**** Material provided
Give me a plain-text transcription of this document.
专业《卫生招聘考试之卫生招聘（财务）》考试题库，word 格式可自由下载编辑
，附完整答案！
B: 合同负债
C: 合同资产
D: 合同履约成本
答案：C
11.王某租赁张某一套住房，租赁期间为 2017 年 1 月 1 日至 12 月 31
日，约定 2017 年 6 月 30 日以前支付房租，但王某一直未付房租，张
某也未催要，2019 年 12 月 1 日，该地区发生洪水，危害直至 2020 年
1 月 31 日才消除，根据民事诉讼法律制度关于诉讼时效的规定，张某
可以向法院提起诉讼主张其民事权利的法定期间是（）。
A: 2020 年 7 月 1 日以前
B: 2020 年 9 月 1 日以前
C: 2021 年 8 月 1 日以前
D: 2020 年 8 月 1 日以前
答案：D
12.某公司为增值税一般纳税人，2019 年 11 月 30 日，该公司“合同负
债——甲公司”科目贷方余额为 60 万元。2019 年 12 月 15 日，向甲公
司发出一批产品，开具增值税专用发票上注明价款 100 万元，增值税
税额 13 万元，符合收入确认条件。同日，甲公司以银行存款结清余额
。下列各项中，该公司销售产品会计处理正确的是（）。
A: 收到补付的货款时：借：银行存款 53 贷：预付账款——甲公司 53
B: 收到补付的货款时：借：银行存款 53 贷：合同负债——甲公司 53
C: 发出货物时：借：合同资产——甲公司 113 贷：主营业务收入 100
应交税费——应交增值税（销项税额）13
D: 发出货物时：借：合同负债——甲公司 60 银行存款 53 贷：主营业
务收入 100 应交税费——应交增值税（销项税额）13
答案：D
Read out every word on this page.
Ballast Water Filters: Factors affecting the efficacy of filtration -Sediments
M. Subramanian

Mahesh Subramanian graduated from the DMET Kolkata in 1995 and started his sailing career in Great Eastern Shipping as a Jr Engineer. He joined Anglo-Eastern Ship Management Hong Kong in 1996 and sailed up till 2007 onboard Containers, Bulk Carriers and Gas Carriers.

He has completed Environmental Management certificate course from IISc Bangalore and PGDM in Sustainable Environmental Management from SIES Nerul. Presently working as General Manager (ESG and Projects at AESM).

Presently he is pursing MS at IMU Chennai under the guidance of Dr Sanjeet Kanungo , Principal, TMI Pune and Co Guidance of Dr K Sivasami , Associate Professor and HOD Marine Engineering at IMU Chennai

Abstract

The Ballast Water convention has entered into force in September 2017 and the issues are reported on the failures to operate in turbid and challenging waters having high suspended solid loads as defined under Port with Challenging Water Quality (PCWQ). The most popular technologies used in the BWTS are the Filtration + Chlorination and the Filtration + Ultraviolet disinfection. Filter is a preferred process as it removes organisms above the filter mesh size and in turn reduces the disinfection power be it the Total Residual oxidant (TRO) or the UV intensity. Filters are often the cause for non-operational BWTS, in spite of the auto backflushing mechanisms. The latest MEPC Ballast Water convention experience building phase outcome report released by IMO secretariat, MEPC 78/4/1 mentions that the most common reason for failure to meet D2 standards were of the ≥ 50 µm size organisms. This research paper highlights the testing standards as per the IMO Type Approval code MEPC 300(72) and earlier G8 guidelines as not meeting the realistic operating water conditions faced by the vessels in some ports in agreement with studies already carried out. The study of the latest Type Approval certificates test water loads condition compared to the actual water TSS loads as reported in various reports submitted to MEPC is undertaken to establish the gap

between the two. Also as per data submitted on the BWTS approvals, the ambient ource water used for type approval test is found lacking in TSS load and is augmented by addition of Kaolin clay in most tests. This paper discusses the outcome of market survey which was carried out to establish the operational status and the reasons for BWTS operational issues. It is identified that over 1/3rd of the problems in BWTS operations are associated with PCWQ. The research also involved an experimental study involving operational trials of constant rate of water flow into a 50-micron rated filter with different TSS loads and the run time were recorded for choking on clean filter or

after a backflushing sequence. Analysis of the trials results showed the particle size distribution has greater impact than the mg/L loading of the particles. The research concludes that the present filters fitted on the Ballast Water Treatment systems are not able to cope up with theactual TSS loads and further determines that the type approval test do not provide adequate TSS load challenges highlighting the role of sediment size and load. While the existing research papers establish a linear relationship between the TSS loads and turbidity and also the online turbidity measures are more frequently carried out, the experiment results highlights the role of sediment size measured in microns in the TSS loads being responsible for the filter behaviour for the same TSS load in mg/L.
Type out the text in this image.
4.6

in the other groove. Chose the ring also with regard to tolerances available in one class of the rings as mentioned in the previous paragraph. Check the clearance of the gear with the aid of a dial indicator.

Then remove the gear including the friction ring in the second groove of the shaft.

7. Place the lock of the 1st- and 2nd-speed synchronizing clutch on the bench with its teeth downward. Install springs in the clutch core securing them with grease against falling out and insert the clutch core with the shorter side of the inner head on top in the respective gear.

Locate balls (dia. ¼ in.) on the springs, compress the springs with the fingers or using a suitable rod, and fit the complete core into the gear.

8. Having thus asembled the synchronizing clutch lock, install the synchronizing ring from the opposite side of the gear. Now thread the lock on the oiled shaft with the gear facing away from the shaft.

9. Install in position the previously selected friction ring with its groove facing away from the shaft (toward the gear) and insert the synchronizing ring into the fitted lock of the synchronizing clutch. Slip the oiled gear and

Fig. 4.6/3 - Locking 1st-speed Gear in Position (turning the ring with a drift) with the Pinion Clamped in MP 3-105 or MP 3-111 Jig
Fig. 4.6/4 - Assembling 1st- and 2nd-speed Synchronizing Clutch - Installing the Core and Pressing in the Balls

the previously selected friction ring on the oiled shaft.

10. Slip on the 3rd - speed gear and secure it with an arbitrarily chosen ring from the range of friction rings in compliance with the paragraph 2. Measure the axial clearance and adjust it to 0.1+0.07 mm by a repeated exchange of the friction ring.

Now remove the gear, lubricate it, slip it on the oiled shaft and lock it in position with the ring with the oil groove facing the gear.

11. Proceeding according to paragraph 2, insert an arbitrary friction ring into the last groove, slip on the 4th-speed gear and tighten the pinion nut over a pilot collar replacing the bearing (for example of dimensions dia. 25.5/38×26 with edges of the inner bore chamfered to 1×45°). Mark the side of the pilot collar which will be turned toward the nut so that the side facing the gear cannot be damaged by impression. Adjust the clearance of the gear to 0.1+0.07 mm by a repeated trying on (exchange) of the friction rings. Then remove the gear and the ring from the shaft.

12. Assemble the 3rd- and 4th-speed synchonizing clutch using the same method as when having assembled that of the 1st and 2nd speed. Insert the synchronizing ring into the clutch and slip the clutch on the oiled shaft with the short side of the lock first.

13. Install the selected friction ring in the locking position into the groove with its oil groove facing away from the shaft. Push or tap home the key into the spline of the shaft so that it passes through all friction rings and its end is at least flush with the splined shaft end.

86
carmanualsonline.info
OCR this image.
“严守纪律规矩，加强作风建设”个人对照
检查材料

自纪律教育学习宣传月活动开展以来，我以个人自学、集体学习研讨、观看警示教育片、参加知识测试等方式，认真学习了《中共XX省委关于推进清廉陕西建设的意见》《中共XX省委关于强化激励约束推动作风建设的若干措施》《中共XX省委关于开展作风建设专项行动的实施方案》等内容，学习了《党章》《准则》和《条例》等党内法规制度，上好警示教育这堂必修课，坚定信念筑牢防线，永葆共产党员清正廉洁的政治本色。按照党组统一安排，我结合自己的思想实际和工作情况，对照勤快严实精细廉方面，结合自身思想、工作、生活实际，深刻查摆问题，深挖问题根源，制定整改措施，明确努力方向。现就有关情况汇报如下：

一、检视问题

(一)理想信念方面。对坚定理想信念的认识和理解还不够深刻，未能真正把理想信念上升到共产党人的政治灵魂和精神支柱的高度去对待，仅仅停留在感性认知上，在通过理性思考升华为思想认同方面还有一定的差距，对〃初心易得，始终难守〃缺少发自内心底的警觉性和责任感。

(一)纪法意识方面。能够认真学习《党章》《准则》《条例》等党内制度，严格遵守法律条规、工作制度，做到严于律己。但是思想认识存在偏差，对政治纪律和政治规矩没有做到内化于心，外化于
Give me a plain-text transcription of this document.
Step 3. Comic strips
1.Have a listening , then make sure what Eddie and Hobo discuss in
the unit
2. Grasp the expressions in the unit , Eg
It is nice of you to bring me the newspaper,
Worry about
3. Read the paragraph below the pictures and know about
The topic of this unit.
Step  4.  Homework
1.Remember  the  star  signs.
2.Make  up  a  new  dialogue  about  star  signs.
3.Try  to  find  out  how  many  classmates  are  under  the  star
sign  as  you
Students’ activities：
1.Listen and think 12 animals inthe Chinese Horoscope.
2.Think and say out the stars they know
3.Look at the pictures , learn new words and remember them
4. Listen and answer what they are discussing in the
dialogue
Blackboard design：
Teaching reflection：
********
• [What to do]:
In the listing, find each line with the string "pictures" and copy it.

• [Problem solution]:
3. Read the paragraph below the pictures and know about
3.Look at the pictures , learn new words and remember them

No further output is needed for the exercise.